* **Rows**
══════

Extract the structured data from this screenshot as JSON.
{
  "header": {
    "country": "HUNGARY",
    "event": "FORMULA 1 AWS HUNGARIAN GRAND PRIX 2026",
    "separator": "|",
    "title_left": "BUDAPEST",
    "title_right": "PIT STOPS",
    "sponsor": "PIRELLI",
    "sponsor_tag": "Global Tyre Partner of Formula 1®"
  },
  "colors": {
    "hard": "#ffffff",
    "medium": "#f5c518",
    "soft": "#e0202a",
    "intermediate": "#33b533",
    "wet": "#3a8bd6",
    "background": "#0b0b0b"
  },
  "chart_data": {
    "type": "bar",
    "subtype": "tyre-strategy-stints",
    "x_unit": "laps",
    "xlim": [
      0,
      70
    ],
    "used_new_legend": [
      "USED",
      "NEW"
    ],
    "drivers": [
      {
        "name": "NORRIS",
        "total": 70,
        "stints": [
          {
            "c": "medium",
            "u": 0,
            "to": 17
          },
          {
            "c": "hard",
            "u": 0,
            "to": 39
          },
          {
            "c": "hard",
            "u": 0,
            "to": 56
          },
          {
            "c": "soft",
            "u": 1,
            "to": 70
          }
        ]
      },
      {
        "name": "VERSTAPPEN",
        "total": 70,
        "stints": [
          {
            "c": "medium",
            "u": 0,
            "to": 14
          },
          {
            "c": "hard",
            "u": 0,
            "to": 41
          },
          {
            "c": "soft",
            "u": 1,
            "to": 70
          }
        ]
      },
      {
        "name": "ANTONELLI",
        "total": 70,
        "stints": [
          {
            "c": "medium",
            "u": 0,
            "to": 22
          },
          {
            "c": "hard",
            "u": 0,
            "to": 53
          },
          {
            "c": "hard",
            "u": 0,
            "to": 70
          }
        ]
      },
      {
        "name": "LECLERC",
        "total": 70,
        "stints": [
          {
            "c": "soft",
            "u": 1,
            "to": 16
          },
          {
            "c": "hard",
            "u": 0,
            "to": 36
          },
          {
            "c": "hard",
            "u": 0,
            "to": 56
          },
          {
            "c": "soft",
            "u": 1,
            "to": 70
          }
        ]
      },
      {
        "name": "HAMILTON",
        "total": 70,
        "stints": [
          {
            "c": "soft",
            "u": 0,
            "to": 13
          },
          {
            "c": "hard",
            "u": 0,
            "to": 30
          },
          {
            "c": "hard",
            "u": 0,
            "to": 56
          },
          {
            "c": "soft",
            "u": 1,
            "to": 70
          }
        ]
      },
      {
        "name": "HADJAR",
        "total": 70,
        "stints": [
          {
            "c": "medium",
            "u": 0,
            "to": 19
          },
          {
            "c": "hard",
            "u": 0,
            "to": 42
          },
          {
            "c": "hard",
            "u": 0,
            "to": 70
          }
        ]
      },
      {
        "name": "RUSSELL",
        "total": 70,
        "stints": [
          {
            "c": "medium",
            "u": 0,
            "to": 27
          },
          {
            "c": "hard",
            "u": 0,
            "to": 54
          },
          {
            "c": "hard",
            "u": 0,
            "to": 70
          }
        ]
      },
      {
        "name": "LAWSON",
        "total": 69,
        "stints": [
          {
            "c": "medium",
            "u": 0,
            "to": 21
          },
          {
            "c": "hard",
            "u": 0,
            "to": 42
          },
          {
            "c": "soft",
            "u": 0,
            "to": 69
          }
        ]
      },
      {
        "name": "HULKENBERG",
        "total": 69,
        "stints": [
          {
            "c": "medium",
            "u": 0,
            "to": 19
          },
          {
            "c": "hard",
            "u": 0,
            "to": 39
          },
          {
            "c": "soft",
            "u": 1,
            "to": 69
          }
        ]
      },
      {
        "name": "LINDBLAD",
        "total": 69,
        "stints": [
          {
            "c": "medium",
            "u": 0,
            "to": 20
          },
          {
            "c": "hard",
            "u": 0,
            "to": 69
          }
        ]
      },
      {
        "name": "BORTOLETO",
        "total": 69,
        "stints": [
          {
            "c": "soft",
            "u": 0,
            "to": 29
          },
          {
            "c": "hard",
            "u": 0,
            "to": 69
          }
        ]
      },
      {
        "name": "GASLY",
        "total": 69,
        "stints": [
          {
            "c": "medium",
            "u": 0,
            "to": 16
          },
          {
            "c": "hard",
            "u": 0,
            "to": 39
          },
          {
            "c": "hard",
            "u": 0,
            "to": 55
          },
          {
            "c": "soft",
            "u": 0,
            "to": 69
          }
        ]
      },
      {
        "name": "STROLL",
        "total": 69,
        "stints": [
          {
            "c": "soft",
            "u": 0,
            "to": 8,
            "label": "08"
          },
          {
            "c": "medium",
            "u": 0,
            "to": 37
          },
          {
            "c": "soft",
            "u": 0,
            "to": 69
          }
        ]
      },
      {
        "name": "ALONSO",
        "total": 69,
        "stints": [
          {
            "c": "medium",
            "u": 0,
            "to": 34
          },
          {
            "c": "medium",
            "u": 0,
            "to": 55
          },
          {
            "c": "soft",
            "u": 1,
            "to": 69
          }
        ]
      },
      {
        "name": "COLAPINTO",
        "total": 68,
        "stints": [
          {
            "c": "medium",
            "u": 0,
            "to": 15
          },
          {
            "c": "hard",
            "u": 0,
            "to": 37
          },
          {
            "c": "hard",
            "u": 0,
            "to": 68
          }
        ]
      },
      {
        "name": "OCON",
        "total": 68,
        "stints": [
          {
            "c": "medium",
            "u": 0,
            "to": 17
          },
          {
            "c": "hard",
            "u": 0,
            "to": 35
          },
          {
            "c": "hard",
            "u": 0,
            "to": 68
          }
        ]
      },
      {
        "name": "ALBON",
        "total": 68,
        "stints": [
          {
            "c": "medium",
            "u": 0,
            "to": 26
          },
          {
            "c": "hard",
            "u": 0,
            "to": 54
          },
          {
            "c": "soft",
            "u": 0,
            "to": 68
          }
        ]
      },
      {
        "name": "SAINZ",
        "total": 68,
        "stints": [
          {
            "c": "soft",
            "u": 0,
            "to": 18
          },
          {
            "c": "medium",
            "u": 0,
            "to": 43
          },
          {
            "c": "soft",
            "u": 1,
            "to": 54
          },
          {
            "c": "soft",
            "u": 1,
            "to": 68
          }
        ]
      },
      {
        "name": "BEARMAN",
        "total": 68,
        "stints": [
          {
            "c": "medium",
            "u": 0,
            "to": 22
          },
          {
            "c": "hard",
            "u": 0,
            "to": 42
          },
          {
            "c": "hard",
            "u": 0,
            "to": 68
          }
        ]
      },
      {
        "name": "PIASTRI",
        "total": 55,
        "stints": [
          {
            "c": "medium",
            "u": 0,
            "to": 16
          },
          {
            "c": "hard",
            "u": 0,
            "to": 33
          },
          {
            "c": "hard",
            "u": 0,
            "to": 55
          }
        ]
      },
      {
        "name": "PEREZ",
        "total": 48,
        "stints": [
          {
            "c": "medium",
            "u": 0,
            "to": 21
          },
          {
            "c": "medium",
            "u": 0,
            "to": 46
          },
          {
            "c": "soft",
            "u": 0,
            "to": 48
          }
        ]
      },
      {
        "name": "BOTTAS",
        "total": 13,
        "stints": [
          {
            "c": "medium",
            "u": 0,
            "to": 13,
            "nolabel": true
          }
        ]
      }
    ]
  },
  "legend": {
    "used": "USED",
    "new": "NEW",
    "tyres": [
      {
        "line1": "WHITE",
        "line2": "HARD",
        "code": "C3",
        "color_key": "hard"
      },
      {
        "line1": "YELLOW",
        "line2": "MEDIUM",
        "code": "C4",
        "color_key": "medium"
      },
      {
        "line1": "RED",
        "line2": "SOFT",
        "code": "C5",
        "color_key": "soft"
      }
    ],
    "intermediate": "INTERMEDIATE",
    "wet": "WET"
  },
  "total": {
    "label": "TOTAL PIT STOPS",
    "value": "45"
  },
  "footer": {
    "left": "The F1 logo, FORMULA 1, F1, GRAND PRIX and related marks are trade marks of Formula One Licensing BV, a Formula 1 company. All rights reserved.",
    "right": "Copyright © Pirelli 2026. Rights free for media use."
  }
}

══════

* **What is needed**
Search the data above for lines holding "GRAND" and copy each of them.

* **Written answer**
    "event": "FORMULA 1 AWS HUNGARIAN GRAND PRIX 2026",
    "left": "The F1 logo, FORMULA 1, F1, GRAND PRIX and related marks are trade marks of Formula One Licensing BV, a Formula 1 company. All rights reserved.",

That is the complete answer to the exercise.